* _WRITTEN PROBLEM_
Rewrite the entries below, substituting "notice-date" for every "message-date" and leaving everything else as it is.
+===+
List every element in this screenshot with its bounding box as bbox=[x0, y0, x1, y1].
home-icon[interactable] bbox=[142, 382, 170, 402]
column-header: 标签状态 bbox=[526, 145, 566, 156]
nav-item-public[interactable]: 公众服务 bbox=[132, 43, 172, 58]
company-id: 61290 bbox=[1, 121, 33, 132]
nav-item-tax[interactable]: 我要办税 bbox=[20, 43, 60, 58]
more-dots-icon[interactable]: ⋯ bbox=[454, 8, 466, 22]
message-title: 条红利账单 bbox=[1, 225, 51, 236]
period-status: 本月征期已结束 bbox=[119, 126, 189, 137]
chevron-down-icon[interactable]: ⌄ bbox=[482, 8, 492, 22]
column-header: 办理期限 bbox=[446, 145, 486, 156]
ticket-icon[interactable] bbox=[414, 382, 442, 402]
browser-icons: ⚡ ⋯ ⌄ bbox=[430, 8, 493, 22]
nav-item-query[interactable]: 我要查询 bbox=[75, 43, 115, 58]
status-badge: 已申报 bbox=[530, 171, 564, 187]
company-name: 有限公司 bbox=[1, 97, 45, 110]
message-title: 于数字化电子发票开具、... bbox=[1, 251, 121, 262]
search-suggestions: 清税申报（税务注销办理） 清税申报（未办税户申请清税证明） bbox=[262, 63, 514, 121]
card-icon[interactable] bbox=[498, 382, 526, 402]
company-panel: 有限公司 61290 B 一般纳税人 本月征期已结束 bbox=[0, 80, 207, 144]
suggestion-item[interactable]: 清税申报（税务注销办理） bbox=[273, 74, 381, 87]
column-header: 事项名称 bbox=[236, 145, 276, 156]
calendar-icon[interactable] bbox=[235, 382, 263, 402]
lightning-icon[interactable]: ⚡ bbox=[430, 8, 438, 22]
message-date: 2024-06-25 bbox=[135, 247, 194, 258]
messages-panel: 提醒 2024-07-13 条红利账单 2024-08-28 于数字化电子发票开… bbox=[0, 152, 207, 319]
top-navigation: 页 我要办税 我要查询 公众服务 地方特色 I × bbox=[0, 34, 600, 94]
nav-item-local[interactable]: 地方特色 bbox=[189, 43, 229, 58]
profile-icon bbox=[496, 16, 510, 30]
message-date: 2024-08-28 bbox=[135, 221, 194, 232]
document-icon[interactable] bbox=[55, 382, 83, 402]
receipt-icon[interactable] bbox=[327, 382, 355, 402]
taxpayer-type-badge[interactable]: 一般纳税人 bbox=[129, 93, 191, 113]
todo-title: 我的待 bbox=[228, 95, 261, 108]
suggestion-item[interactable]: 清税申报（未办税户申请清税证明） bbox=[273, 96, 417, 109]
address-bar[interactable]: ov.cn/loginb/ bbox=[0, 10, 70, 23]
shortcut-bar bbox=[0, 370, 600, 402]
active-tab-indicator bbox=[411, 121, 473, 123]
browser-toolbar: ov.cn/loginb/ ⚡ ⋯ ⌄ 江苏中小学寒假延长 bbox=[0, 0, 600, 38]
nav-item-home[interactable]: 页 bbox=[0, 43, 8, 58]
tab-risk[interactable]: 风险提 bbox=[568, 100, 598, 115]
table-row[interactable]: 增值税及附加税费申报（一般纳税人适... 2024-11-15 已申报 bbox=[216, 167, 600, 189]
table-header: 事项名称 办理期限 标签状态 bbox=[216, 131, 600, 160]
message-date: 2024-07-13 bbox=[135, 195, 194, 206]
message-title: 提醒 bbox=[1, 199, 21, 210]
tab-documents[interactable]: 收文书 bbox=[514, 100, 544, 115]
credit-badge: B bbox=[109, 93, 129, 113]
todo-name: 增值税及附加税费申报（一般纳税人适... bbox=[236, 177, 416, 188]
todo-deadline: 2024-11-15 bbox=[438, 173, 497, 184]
+===+
* _CORRECT RESPONSE_
List every element in this screenshot with its bounding box as bbox=[x0, y0, x1, y1].
home-icon[interactable] bbox=[142, 382, 170, 402]
column-header: 标签状态 bbox=[526, 145, 566, 156]
nav-item-public[interactable]: 公众服务 bbox=[132, 43, 172, 58]
company-id: 61290 bbox=[1, 121, 33, 132]
nav-item-tax[interactable]: 我要办税 bbox=[20, 43, 60, 58]
more-dots-icon[interactable]: ⋯ bbox=[454, 8, 466, 22]
message-title: 条红利账单 bbox=[1, 225, 51, 236]
period-status: 本月征期已结束 bbox=[119, 126, 189, 137]
chevron-down-icon[interactable]: ⌄ bbox=[482, 8, 492, 22]
column-header: 办理期限 bbox=[446, 145, 486, 156]
ticket-icon[interactable] bbox=[414, 382, 442, 402]
browser-icons: ⚡ ⋯ ⌄ bbox=[430, 8, 493, 22]
nav-item-query[interactable]: 我要查询 bbox=[75, 43, 115, 58]
status-badge: 已申报 bbox=[530, 171, 564, 187]
company-name: 有限公司 bbox=[1, 97, 45, 110]
message-title: 于数字化电子发票开具、... bbox=[1, 251, 121, 262]
search-suggestions: 清税申报（税务注销办理） 清税申报（未办税户申请清税证明） bbox=[262, 63, 514, 121]
card-icon[interactable] bbox=[498, 382, 526, 402]
company-panel: 有限公司 61290 B 一般纳税人 本月征期已结束 bbox=[0, 80, 207, 144]
suggestion-item[interactable]: 清税申报（税务注销办理） bbox=[273, 74, 381, 87]
column-header: 事项名称 bbox=[236, 145, 276, 156]
calendar-icon[interactable] bbox=[235, 382, 263, 402]
lightning-icon[interactable]: ⚡ bbox=[430, 8, 438, 22]
notice-date: 2024-06-25 bbox=[135, 247, 194, 258]
messages-panel: 提醒 2024-07-13 条红利账单 2024-08-28 于数字化电子发票开… bbox=[0, 152, 207, 319]
top-navigation: 页 我要办税 我要查询 公众服务 地方特色 I × bbox=[0, 34, 600, 94]
nav-item-local[interactable]: 地方特色 bbox=[189, 43, 229, 58]
profile-icon bbox=[496, 16, 510, 30]
notice-date: 2024-08-28 bbox=[135, 221, 194, 232]
document-icon[interactable] bbox=[55, 382, 83, 402]
receipt-icon[interactable] bbox=[327, 382, 355, 402]
taxpayer-type-badge[interactable]: 一般纳税人 bbox=[129, 93, 191, 113]
todo-title: 我的待 bbox=[228, 95, 261, 108]
suggestion-item[interactable]: 清税申报（未办税户申请清税证明） bbox=[273, 96, 417, 109]
address-bar[interactable]: ov.cn/loginb/ bbox=[0, 10, 70, 23]
shortcut-bar bbox=[0, 370, 600, 402]
active-tab-indicator bbox=[411, 121, 473, 123]
browser-toolbar: ov.cn/loginb/ ⚡ ⋯ ⌄ 江苏中小学寒假延长 bbox=[0, 0, 600, 38]
nav-item-home[interactable]: 页 bbox=[0, 43, 8, 58]
tab-risk[interactable]: 风险提 bbox=[568, 100, 598, 115]
table-row[interactable]: 增值税及附加税费申报（一般纳税人适... 2024-11-15 已申报 bbox=[216, 167, 600, 189]
table-header: 事项名称 办理期限 标签状态 bbox=[216, 131, 600, 160]
notice-date: 2024-07-13 bbox=[135, 195, 194, 206]
message-title: 提醒 bbox=[1, 199, 21, 210]
tab-documents[interactable]: 收文书 bbox=[514, 100, 544, 115]
credit-badge: B bbox=[109, 93, 129, 113]
todo-name: 增值税及附加税费申报（一般纳税人适... bbox=[236, 177, 416, 188]
todo-deadline: 2024-11-15 bbox=[438, 173, 497, 184]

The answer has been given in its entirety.